Exact reproduction of the data is required, with images excluded.

(Lines of data)
- - - - -

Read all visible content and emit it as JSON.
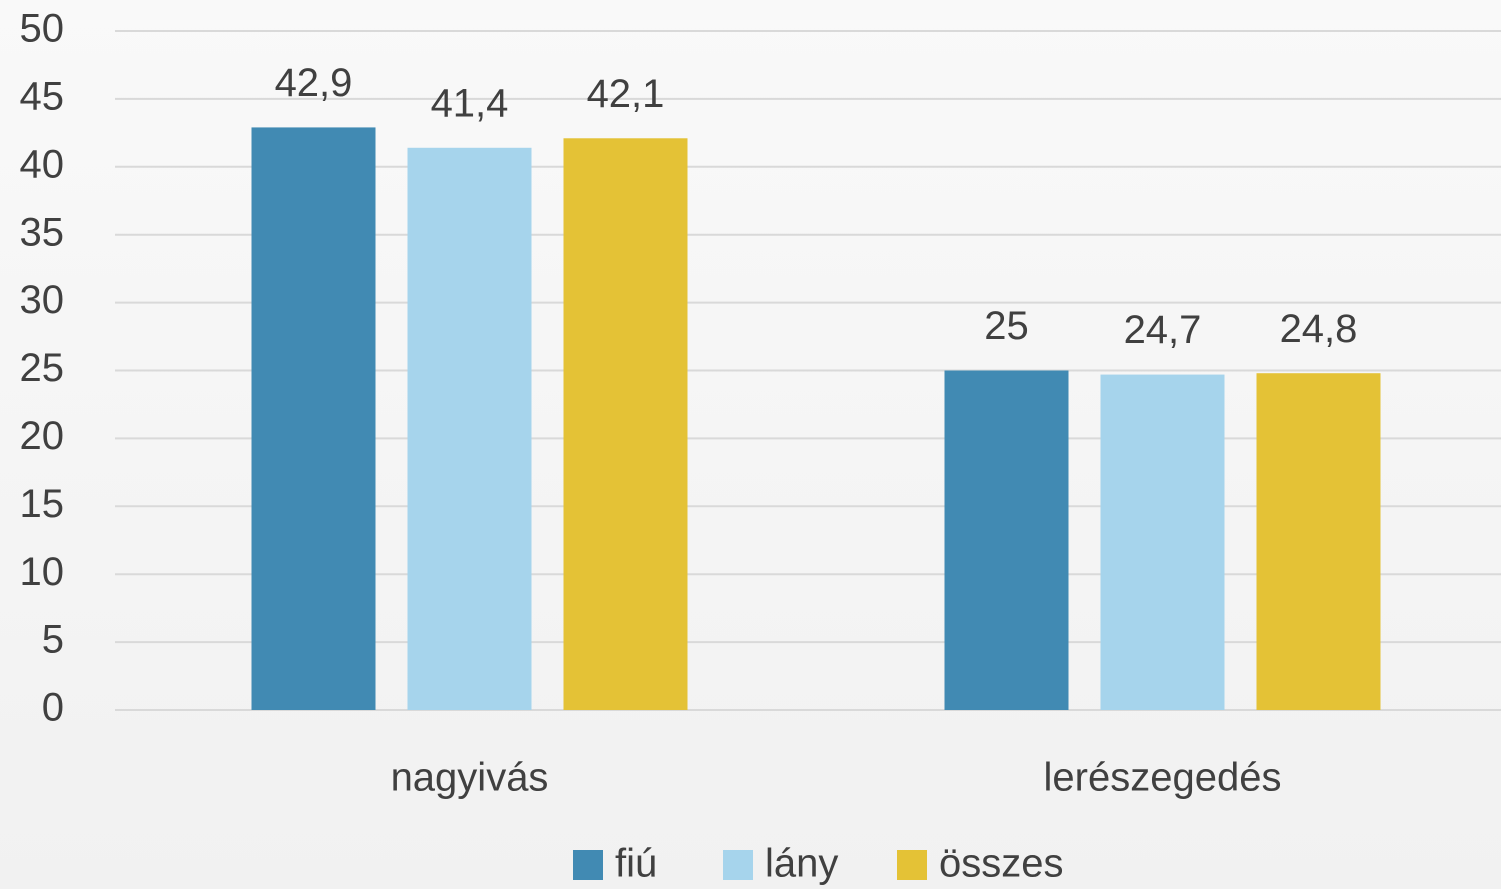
{
  "chart_data": {
    "type": "bar",
    "categories": [
      "nagyivás",
      "lerészegedés"
    ],
    "series": [
      {
        "name": "fiú",
        "color": "#418ab3",
        "values": [
          42.9,
          25
        ],
        "value_labels": [
          "42,9",
          "25"
        ]
      },
      {
        "name": "lány",
        "color": "#a6d4ec",
        "values": [
          41.4,
          24.7
        ],
        "value_labels": [
          "41,4",
          "24,7"
        ]
      },
      {
        "name": "összes",
        "color": "#e4c236",
        "values": [
          42.1,
          24.8
        ],
        "value_labels": [
          "42,1",
          "24,8"
        ]
      }
    ],
    "ylim": [
      0,
      50
    ],
    "yticks": [
      0,
      5,
      10,
      15,
      20,
      25,
      30,
      35,
      40,
      45,
      50
    ],
    "grid": true,
    "legend": "bottom"
  }
}
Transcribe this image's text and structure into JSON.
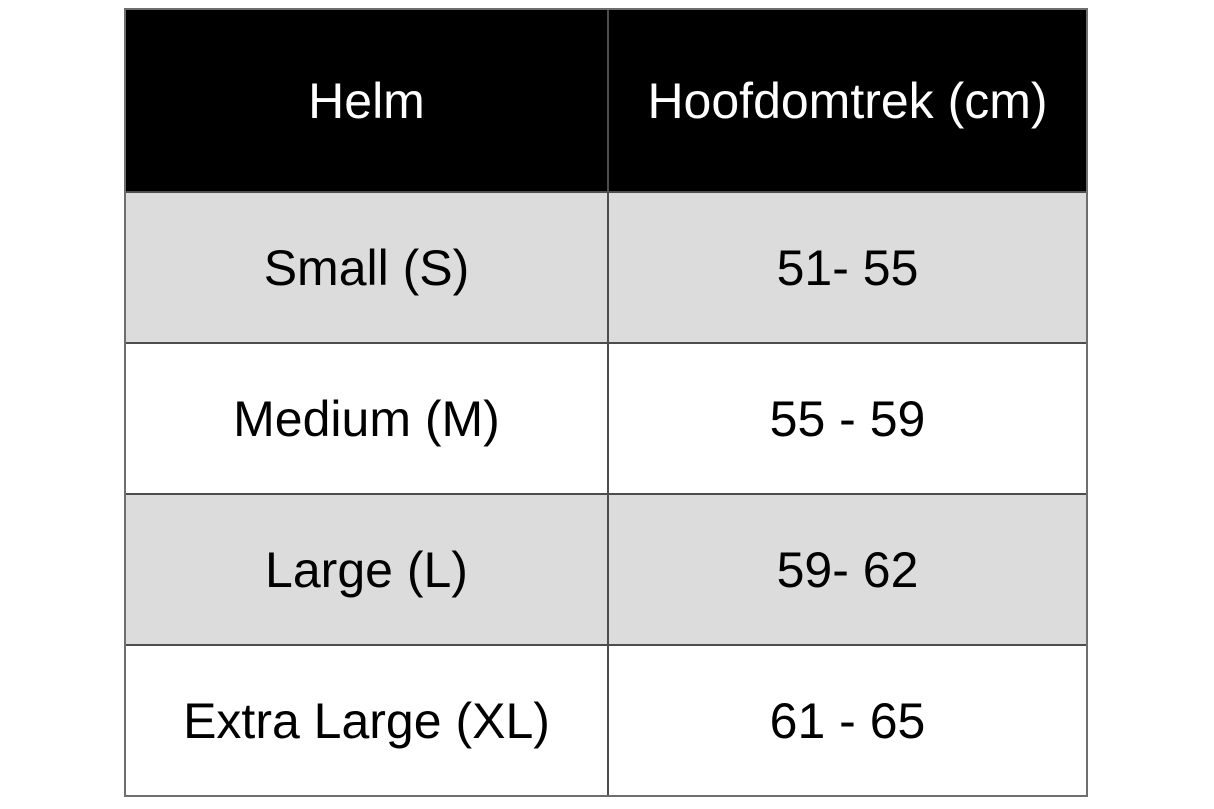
{
  "table": {
    "headers": [
      "Helm",
      "Hoofdomtrek (cm)"
    ],
    "rows": [
      {
        "helm": "Small (S)",
        "circumference": "51- 55"
      },
      {
        "helm": "Medium (M)",
        "circumference": "55 - 59"
      },
      {
        "helm": "Large (L)",
        "circumference": "59- 62"
      },
      {
        "helm": "Extra Large (XL)",
        "circumference": "61 - 65"
      }
    ]
  },
  "colors": {
    "header_bg": "#000000",
    "header_text": "#ffffff",
    "row_alt_bg": "#dcdcdc",
    "row_bg": "#ffffff",
    "border": "#4d4d4d",
    "outer_border": "#6e6e6e",
    "body_text": "#000000"
  },
  "chart_data": {
    "type": "table",
    "title": "",
    "columns": [
      "Helm",
      "Hoofdomtrek (cm)"
    ],
    "rows": [
      [
        "Small (S)",
        "51- 55"
      ],
      [
        "Medium (M)",
        "55 - 59"
      ],
      [
        "Large (L)",
        "59- 62"
      ],
      [
        "Extra Large (XL)",
        "61 - 65"
      ]
    ],
    "notes": "Helmet size chart (Dutch): size vs head circumference in cm; alternating light-gray/white rows; black header band"
  }
}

- - - - -

## Reply
Read all visible content and emit it as JSON.
{
  "chart_data": {
    "type": "bar",
    "categories": [
      "nagyivás",
      "lerészegedés"
    ],
    "series": [
      {
        "name": "fiú",
        "color": "#418ab3",
        "values": [
          42.9,
          25
        ],
        "value_labels": [
          "42,9",
          "25"
        ]
      },
      {
        "name": "lány",
        "color": "#a6d4ec",
        "values": [
          41.4,
          24.7
        ],
        "value_labels": [
          "41,4",
          "24,7"
        ]
      },
      {
        "name": "összes",
        "color": "#e4c236",
        "values": [
          42.1,
          24.8
        ],
        "value_labels": [
          "42,1",
          "24,8"
        ]
      }
    ],
    "ylim": [
      0,
      50
    ],
    "yticks": [
      0,
      5,
      10,
      15,
      20,
      25,
      30,
      35,
      40,
      45,
      50
    ],
    "grid": true,
    "legend": "bottom"
  }
}
Transcribe this image's text and structure into JSON.
{
  "table": {
    "headers": [
      "Helm",
      "Hoofdomtrek (cm)"
    ],
    "rows": [
      {
        "helm": "Small (S)",
        "circumference": "51- 55"
      },
      {
        "helm": "Medium (M)",
        "circumference": "55 - 59"
      },
      {
        "helm": "Large (L)",
        "circumference": "59- 62"
      },
      {
        "helm": "Extra Large (XL)",
        "circumference": "61 - 65"
      }
    ]
  },
  "colors": {
    "header_bg": "#000000",
    "header_text": "#ffffff",
    "row_alt_bg": "#dcdcdc",
    "row_bg": "#ffffff",
    "border": "#4d4d4d",
    "outer_border": "#6e6e6e",
    "body_text": "#000000"
  },
  "chart_data": {
    "type": "table",
    "title": "",
    "columns": [
      "Helm",
      "Hoofdomtrek (cm)"
    ],
    "rows": [
      [
        "Small (S)",
        "51- 55"
      ],
      [
        "Medium (M)",
        "55 - 59"
      ],
      [
        "Large (L)",
        "59- 62"
      ],
      [
        "Extra Large (XL)",
        "61 - 65"
      ]
    ],
    "notes": "Helmet size chart (Dutch): size vs head circumference in cm; alternating light-gray/white rows; black header band"
  }
}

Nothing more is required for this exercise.